## Exercise description
Exactly as given, write out the lines from the one containing "What does this" through the end of the listing, with both ends included and nothing else.

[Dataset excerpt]

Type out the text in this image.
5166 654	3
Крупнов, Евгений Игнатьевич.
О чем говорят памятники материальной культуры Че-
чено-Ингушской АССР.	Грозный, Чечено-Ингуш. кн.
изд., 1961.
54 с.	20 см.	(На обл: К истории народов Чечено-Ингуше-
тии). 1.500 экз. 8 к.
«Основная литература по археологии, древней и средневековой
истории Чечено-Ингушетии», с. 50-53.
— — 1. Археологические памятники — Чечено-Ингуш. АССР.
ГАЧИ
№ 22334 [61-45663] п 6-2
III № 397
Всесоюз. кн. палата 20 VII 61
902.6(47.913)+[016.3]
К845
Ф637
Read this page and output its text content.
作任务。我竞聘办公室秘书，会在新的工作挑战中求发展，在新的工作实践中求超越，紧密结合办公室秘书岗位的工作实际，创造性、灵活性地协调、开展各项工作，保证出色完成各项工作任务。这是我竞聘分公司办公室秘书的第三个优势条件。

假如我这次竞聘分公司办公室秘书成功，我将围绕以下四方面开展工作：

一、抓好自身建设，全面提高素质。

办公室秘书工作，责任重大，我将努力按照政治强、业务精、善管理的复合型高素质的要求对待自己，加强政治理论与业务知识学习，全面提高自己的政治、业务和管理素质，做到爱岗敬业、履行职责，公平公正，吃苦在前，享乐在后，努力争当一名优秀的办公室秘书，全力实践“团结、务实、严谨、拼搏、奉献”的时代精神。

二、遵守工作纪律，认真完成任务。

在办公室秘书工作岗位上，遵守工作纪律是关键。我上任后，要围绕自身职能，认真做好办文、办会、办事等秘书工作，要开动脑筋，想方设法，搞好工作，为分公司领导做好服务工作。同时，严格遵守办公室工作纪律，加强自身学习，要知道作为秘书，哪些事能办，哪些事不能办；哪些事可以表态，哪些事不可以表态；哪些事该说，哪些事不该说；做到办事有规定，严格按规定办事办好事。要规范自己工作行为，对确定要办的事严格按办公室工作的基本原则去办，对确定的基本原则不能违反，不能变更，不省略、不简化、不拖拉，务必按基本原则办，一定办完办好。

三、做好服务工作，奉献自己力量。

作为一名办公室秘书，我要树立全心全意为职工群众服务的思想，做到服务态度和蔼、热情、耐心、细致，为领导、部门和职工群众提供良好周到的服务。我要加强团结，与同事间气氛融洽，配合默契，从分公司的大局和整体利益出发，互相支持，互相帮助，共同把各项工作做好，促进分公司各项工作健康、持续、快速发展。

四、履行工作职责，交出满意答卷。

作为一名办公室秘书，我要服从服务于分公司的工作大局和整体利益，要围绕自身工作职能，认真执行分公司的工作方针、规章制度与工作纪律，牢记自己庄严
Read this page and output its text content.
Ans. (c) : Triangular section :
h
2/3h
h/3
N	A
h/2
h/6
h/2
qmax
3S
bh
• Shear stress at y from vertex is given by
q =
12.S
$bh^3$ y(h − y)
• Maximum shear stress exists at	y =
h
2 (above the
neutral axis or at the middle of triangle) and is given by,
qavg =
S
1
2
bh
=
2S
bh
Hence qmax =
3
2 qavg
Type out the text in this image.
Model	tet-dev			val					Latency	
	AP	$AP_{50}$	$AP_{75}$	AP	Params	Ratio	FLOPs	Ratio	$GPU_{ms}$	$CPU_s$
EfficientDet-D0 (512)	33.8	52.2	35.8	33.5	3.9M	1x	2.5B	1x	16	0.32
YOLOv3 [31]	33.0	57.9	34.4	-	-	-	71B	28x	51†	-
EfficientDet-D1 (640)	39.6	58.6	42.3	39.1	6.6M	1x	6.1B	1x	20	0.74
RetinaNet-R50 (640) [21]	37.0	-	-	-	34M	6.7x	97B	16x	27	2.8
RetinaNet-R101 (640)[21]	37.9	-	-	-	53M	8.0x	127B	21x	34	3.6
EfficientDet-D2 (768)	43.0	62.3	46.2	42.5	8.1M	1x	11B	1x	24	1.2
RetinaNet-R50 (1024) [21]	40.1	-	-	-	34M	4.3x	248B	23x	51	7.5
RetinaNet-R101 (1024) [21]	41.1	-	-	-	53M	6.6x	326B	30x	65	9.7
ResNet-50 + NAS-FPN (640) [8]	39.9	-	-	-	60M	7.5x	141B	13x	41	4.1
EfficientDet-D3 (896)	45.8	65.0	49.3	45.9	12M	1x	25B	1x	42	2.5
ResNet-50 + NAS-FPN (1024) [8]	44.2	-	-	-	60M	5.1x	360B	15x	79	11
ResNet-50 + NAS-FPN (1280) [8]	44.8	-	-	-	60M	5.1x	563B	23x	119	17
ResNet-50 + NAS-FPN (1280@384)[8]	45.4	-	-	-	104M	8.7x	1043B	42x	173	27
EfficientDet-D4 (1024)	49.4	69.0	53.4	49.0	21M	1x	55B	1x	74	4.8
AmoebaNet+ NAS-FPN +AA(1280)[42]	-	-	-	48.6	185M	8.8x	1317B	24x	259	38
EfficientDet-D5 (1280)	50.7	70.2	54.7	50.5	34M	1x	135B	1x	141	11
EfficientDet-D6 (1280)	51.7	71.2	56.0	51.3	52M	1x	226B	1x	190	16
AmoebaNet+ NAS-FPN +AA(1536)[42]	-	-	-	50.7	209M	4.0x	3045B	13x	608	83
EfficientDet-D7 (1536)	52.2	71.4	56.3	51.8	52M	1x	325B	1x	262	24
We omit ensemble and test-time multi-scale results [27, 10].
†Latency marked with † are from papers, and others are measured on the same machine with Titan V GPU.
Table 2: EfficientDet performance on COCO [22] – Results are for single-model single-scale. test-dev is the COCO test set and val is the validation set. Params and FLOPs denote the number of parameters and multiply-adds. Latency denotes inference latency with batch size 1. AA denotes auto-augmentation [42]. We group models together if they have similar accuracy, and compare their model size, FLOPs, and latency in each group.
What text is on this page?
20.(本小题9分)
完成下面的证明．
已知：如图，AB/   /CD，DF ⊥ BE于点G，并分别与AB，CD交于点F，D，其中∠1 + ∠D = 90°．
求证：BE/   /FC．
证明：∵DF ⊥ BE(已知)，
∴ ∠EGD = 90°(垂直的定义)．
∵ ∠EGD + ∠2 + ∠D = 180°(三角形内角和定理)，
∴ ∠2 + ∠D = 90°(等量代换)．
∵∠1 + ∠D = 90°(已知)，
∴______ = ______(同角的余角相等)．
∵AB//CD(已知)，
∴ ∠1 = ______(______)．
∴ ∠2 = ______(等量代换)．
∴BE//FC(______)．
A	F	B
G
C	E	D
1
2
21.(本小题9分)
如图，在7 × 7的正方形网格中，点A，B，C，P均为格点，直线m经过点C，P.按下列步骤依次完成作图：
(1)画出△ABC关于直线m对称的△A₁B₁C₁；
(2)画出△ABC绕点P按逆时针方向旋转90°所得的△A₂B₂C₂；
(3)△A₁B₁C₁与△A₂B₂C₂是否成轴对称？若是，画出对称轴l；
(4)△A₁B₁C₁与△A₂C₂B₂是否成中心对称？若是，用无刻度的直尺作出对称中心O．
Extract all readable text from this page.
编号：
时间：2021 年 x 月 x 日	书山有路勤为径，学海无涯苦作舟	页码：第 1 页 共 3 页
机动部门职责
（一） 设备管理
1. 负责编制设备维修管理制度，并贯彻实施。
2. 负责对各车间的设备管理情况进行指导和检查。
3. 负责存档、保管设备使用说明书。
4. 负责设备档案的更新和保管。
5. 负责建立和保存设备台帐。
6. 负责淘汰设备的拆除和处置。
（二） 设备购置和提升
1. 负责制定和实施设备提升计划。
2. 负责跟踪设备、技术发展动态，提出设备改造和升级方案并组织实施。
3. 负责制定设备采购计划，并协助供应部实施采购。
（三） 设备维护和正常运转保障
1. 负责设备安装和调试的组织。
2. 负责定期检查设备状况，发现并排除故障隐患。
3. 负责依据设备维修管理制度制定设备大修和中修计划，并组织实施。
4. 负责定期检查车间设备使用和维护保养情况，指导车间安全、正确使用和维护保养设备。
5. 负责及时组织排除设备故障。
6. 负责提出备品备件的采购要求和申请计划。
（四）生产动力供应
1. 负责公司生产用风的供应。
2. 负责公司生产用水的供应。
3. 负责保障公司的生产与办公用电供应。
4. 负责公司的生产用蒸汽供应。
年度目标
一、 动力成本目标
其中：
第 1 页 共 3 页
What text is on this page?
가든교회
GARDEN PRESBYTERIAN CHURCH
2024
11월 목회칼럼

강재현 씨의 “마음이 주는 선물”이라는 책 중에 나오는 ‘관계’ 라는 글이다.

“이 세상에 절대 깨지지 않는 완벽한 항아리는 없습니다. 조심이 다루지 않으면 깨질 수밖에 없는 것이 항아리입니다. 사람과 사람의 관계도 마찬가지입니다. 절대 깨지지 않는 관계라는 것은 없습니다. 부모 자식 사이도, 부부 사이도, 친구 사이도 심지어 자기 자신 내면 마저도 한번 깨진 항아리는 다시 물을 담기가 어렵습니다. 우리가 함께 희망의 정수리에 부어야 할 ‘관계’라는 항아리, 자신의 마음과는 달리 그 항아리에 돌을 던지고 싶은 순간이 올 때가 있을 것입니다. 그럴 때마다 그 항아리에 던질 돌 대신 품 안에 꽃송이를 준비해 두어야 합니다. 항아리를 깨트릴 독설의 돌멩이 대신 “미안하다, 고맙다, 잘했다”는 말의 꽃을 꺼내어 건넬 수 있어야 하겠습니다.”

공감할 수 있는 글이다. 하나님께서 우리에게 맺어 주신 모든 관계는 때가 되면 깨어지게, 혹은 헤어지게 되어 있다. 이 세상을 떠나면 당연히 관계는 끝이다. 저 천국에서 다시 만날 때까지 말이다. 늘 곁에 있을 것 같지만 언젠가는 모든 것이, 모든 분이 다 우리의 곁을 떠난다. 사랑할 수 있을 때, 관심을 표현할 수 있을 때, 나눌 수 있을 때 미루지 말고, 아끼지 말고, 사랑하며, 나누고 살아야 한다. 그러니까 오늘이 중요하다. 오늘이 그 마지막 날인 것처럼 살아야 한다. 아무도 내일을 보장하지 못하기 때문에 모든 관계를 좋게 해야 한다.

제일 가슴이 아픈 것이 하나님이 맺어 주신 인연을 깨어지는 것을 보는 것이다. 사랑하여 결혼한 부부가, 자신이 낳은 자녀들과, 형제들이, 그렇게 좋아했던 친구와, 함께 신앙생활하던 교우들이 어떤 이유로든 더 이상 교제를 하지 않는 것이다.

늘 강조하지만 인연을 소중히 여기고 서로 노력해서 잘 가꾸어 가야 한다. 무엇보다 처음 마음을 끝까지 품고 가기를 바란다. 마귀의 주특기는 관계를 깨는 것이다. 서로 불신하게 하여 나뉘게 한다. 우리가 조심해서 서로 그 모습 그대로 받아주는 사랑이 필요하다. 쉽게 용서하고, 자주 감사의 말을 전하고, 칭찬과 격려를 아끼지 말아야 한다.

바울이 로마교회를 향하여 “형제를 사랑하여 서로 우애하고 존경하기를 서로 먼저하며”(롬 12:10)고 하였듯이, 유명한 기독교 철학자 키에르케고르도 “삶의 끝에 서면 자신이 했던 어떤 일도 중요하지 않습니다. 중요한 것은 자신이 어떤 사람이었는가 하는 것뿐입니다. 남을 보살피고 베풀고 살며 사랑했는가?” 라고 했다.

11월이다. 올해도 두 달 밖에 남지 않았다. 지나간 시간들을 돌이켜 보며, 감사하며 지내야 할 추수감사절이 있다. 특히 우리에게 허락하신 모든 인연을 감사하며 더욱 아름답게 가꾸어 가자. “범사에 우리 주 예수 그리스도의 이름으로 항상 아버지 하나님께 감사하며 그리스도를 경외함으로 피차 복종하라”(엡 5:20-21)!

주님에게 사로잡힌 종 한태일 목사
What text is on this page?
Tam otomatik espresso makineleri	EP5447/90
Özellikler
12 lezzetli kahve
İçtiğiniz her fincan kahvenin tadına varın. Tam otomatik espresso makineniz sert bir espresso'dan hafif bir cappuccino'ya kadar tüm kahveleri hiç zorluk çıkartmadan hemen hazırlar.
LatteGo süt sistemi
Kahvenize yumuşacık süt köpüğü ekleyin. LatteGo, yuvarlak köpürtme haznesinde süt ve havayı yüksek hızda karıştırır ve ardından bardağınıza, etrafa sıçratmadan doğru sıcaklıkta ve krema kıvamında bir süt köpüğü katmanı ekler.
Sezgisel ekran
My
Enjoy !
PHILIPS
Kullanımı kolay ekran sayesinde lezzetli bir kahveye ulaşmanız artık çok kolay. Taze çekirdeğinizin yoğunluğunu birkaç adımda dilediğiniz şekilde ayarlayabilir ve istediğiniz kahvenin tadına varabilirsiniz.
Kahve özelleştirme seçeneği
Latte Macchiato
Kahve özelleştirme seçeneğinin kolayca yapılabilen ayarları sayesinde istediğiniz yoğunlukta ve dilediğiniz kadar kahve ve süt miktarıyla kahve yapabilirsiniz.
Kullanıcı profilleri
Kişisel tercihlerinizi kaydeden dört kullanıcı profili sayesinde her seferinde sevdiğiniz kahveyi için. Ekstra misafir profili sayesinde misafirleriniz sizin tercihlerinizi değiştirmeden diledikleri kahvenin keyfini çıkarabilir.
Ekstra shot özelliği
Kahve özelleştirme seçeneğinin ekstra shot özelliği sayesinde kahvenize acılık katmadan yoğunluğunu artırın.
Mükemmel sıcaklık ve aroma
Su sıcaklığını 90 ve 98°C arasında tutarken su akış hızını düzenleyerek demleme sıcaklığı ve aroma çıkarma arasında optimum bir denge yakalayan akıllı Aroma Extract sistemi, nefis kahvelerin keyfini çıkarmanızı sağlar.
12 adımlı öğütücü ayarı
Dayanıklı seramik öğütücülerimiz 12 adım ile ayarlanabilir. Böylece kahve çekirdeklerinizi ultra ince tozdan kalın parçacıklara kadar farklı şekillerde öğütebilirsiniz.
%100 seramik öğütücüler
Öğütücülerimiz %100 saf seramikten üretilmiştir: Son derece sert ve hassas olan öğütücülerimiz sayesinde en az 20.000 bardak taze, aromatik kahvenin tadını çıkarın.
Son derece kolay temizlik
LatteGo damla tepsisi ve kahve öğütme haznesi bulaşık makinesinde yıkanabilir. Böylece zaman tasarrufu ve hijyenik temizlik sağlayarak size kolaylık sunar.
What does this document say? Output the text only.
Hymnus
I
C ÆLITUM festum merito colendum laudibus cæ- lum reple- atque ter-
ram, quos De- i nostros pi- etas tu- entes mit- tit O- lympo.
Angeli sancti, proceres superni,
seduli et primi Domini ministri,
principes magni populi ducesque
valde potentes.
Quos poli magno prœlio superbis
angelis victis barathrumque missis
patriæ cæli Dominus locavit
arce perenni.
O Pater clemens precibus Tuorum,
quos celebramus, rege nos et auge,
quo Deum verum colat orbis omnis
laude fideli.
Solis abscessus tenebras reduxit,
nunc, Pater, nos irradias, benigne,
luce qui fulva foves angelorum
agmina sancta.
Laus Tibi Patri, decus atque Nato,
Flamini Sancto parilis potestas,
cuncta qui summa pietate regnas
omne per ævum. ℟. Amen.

## Expected answer
What does this document say? Output the text only.
Hymnus
I
C ÆLITUM festum merito colendum laudibus cæ- lum reple- atque ter-
ram, quos De- i nostros pi- etas tu- entes mit- tit O- lympo.
Angeli sancti, proceres superni,
seduli et primi Domini ministri,
principes magni populi ducesque
valde potentes.
Quos poli magno prœlio superbis
angelis victis barathrumque missis
patriæ cæli Dominus locavit
arce perenni.
O Pater clemens precibus Tuorum,
quos celebramus, rege nos et auge,
quo Deum verum colat orbis omnis
laude fideli.
Solis abscessus tenebras reduxit,
nunc, Pater, nos irradias, benigne,
luce qui fulva foves angelorum
agmina sancta.
Laus Tibi Patri, decus atque Nato,
Flamini Sancto parilis potestas,
cuncta qui summa pietate regnas
omne per ævum. ℟. Amen.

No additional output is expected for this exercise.